* DIRECTIONS:
Using the listing below, copy every line that mentions "Engineer".

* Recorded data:
· · · · · · ·

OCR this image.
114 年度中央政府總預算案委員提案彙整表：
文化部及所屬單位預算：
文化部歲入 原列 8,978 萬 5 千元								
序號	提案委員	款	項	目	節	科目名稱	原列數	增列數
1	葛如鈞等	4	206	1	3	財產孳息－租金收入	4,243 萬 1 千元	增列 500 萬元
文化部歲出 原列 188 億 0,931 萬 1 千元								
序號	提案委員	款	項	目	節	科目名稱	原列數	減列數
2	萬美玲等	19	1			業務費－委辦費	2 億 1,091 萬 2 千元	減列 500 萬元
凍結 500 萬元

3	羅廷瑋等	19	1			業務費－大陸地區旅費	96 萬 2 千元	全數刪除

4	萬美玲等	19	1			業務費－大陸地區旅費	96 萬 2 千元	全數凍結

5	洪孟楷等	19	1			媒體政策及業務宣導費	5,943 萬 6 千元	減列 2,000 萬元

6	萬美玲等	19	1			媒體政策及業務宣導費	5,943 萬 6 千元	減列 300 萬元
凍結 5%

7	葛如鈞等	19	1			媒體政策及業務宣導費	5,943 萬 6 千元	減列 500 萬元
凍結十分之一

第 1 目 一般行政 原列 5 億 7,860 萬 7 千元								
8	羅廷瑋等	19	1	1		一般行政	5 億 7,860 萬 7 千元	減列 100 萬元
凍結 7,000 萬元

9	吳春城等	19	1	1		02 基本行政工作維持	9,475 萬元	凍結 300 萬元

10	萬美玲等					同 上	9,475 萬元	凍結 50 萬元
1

· · · · · · ·

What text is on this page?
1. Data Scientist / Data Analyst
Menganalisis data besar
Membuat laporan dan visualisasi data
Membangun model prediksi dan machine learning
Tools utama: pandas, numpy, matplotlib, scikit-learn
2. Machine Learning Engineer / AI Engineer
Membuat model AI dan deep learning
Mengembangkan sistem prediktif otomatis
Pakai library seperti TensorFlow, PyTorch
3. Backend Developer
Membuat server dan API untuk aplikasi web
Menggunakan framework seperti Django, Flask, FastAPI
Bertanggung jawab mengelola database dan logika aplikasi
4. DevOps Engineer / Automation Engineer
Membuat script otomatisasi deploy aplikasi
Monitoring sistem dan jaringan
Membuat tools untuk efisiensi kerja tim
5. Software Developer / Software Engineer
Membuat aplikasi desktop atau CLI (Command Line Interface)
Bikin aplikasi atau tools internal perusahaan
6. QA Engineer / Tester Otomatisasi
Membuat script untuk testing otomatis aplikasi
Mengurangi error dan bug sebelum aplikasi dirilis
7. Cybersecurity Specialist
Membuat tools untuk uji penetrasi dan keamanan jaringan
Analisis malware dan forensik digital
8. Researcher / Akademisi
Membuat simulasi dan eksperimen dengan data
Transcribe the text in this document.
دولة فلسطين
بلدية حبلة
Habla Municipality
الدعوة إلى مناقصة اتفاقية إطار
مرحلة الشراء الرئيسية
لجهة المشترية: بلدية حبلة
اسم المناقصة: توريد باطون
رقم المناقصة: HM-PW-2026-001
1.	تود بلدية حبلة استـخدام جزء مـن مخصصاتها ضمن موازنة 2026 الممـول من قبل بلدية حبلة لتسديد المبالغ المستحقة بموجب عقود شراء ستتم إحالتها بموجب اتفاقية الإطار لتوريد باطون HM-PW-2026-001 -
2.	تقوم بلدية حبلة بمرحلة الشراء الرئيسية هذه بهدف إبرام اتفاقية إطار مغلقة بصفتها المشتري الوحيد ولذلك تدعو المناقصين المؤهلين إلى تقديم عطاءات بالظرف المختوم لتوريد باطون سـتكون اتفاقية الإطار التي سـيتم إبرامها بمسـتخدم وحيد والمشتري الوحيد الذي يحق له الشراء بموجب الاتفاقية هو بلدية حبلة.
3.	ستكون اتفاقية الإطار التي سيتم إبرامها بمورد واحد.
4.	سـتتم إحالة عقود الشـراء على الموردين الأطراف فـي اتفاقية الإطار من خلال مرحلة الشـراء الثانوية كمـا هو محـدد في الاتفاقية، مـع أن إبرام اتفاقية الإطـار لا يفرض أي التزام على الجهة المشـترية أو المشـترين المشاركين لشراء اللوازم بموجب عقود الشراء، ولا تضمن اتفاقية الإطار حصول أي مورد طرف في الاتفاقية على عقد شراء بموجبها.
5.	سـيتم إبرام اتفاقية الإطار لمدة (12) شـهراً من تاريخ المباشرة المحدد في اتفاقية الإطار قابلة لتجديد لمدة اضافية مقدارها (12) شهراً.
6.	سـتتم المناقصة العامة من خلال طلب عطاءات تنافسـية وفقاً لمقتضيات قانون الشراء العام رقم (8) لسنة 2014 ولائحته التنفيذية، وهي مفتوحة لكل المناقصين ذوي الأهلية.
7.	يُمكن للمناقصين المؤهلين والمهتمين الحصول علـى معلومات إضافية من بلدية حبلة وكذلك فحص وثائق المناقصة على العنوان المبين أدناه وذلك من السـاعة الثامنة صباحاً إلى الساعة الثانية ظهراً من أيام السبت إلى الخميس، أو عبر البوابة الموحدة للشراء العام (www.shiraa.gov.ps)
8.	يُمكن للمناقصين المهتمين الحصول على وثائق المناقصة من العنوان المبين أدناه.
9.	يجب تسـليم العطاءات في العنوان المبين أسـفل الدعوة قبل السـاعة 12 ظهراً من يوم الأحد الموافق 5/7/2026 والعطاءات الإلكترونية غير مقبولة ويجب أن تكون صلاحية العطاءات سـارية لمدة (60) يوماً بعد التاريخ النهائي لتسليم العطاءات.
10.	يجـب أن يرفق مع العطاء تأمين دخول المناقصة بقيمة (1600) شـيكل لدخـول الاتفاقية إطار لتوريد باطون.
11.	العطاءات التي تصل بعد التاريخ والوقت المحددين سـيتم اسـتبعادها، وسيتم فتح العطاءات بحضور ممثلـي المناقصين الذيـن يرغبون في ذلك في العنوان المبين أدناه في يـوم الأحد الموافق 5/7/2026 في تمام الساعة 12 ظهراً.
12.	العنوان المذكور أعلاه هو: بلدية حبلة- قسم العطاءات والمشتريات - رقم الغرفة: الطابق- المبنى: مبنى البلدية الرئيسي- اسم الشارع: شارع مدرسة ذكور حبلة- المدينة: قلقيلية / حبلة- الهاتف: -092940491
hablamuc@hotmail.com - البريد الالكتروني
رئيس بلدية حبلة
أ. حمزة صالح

· · · · · · ·

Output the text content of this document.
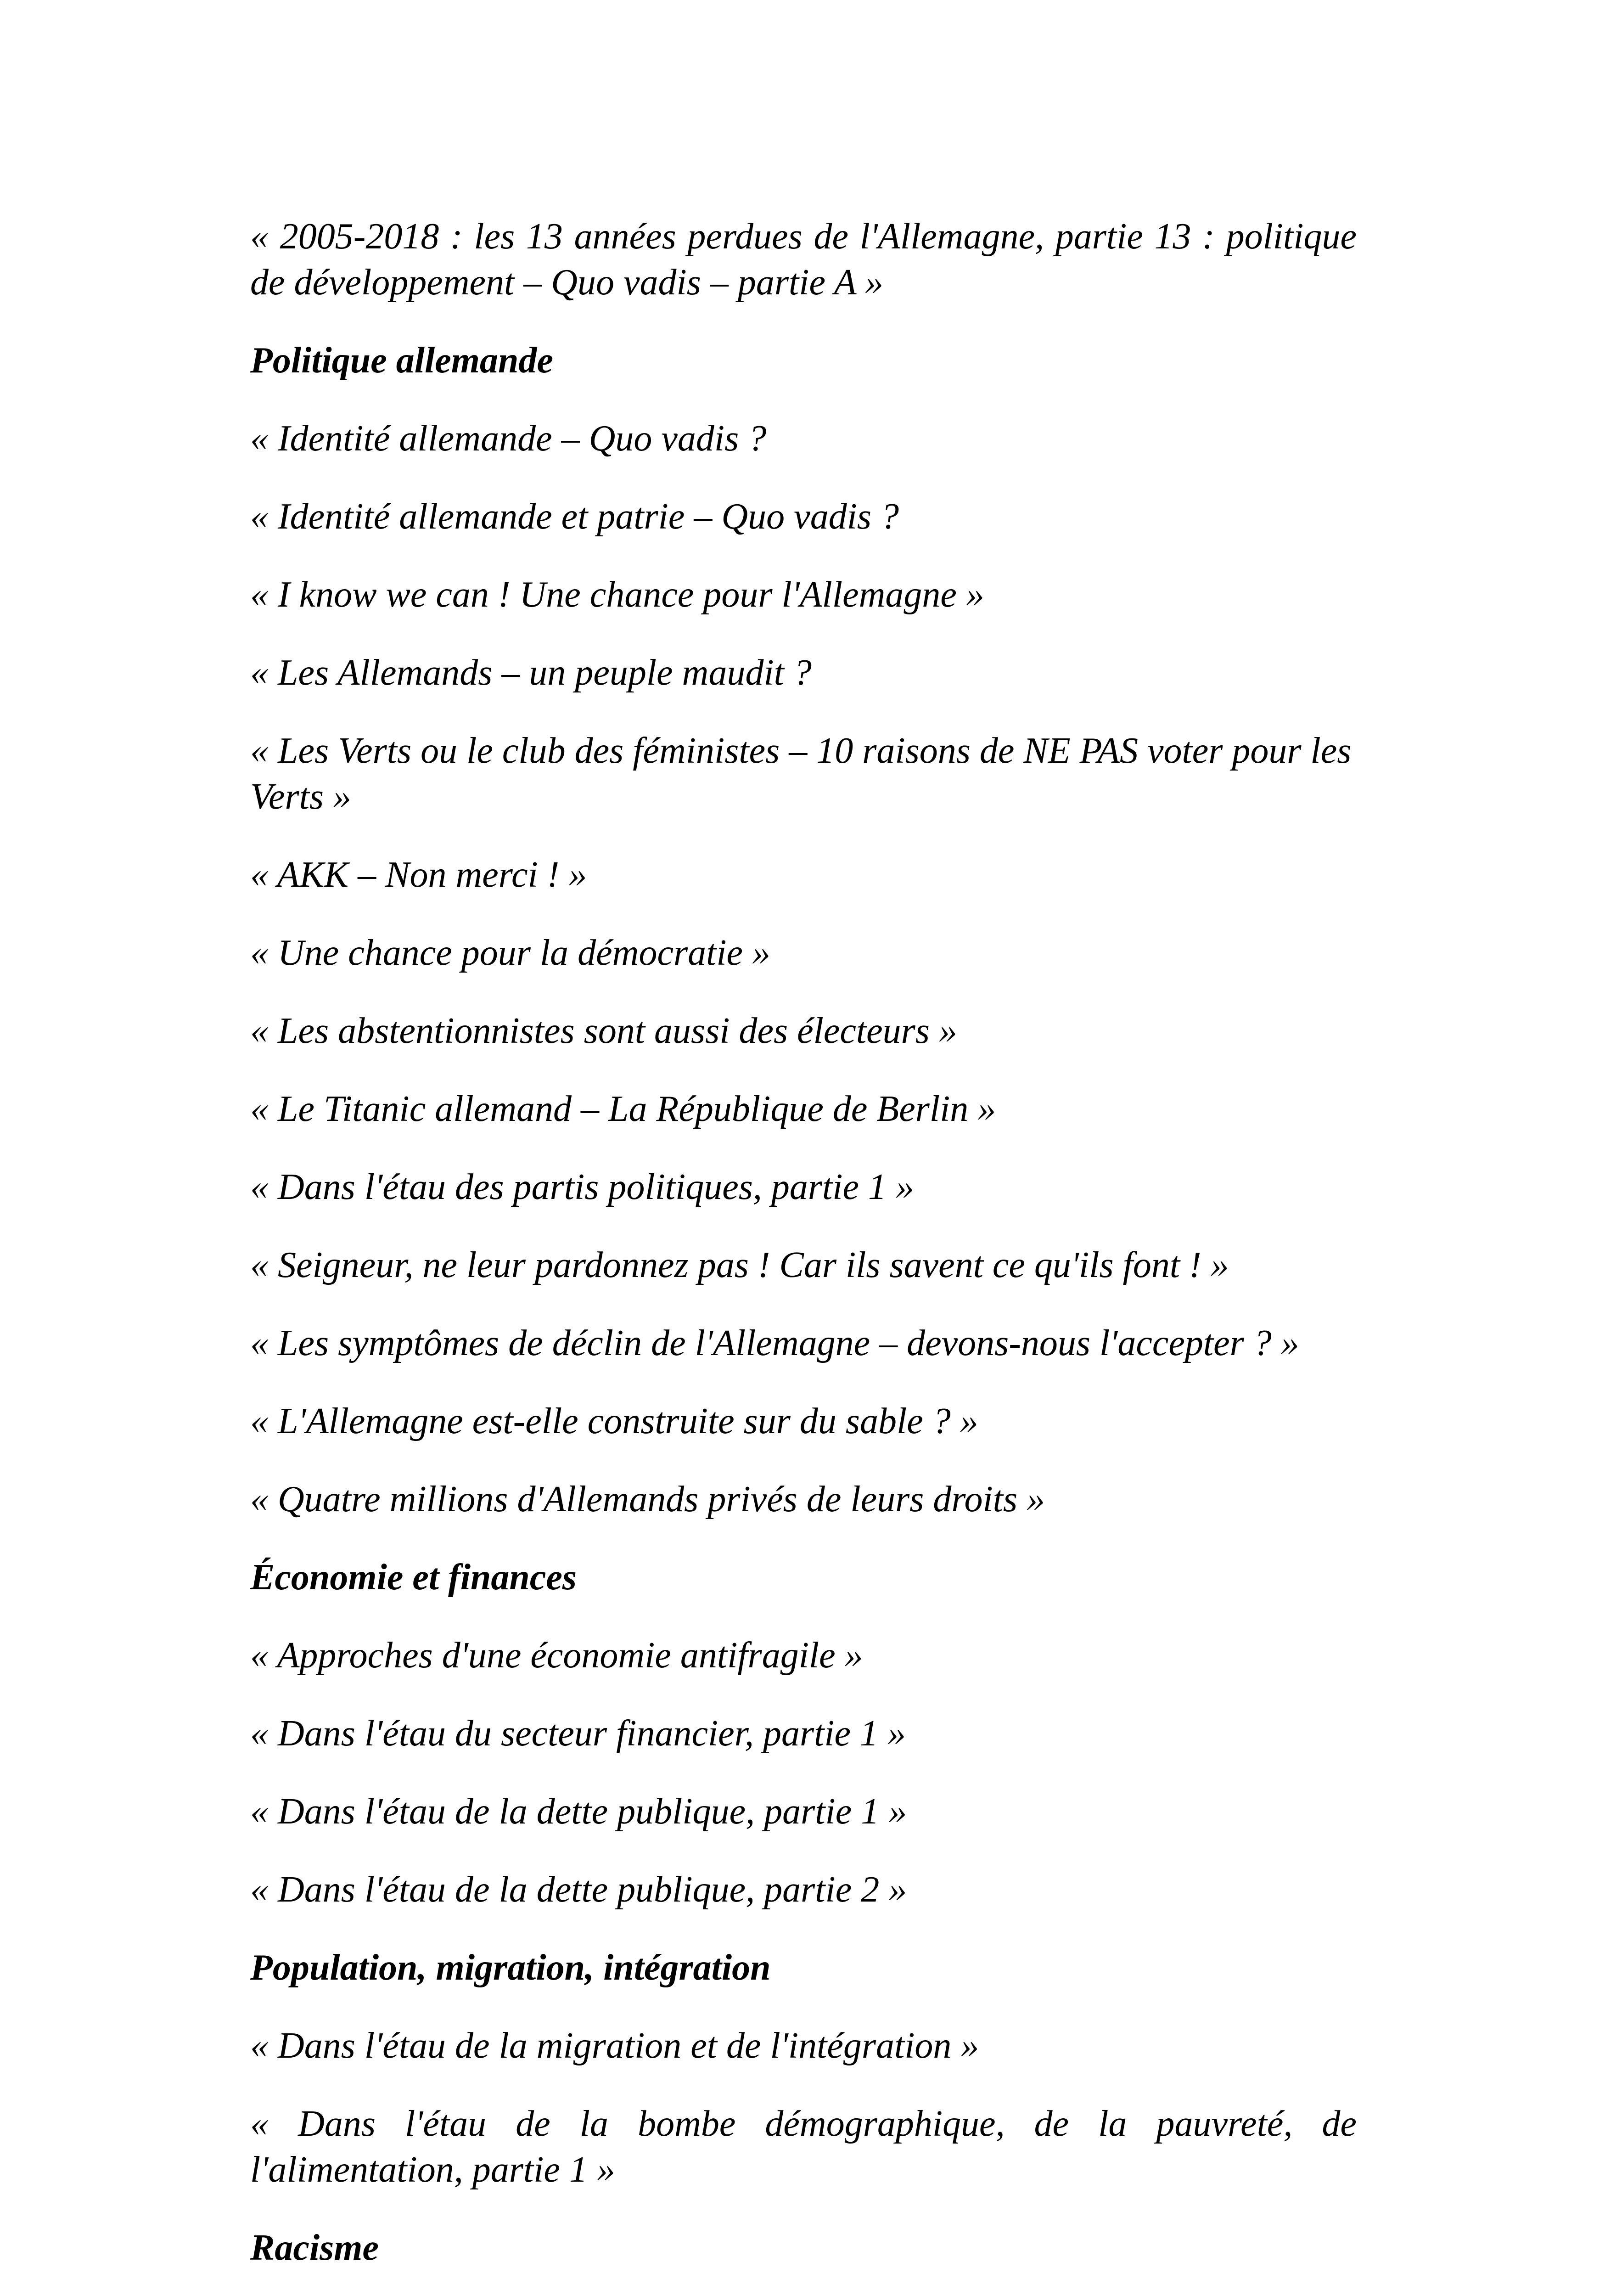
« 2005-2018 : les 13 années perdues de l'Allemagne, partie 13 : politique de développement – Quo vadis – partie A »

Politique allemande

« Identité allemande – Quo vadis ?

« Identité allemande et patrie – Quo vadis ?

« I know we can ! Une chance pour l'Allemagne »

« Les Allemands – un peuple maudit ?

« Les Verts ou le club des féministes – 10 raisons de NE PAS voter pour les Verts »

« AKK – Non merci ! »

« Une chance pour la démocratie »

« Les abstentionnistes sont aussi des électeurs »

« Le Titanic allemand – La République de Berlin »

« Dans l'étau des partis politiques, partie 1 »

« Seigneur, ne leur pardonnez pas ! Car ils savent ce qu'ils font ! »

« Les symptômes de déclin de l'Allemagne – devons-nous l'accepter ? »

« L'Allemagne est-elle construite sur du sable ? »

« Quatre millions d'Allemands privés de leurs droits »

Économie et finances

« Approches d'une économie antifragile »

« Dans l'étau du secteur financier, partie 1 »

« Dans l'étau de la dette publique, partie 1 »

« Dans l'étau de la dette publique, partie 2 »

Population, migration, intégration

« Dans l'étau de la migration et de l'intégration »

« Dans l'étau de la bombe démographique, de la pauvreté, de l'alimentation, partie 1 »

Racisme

· · · · · · ·

* ANSWER TO THIS EXERCISE:
2. Machine Learning Engineer / AI Engineer
4. DevOps Engineer / Automation Engineer
5. Software Developer / Software Engineer
6. QA Engineer / Tester Otomatisasi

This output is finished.